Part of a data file
******
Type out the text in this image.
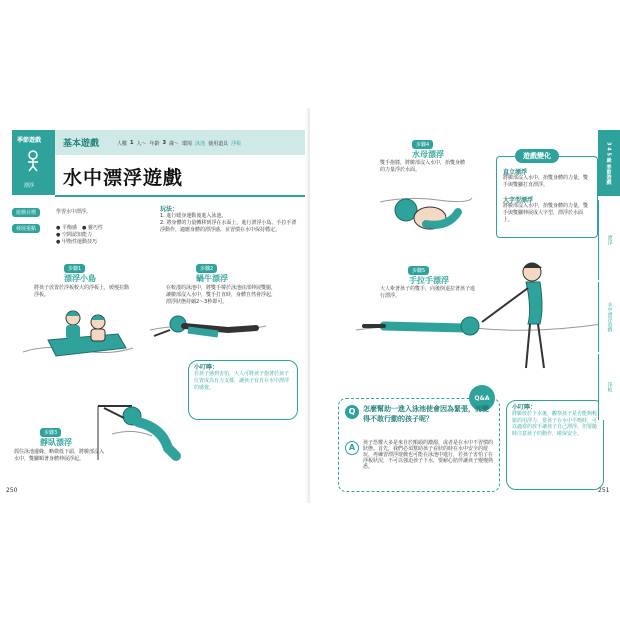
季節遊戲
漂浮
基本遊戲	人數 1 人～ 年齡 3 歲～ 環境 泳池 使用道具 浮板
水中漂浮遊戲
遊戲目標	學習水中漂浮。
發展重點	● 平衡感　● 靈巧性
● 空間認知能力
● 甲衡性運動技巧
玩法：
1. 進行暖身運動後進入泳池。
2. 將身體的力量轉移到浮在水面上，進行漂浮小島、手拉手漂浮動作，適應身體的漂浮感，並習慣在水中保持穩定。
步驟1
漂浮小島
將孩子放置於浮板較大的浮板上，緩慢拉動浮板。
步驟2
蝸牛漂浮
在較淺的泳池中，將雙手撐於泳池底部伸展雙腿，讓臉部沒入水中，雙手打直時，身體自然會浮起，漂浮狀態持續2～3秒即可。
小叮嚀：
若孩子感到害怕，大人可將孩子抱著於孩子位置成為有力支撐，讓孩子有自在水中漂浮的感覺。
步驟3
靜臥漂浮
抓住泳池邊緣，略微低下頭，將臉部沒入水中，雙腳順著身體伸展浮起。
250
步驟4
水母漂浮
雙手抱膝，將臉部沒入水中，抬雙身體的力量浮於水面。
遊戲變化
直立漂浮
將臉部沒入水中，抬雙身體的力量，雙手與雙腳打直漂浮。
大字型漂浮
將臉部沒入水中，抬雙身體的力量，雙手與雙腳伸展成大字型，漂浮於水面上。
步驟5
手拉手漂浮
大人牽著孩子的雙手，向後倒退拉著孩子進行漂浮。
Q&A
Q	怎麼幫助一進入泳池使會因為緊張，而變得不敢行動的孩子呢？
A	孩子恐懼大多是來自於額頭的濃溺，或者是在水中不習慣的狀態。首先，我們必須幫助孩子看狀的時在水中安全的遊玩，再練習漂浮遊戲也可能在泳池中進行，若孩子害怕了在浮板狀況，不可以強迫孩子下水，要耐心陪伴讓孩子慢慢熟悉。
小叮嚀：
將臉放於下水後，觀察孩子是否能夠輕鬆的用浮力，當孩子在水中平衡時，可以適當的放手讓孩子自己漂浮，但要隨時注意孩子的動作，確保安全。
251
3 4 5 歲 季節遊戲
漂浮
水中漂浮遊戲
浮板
******
Requirement> Among the entries above, identify all lines with "將臉部沒入水中" and copy them.

Written solution>
抓住泳池邊緣，略微低下頭，將臉部沒入水中，雙腳順著身體伸展浮起。
雙手抱膝，將臉部沒入水中，抬雙身體的力量浮於水面。
將臉部沒入水中，抬雙身體的力量，雙手與雙腳打直漂浮。
將臉部沒入水中，抬雙身體的力量，雙手與雙腳伸展成大字型，漂浮於水面上。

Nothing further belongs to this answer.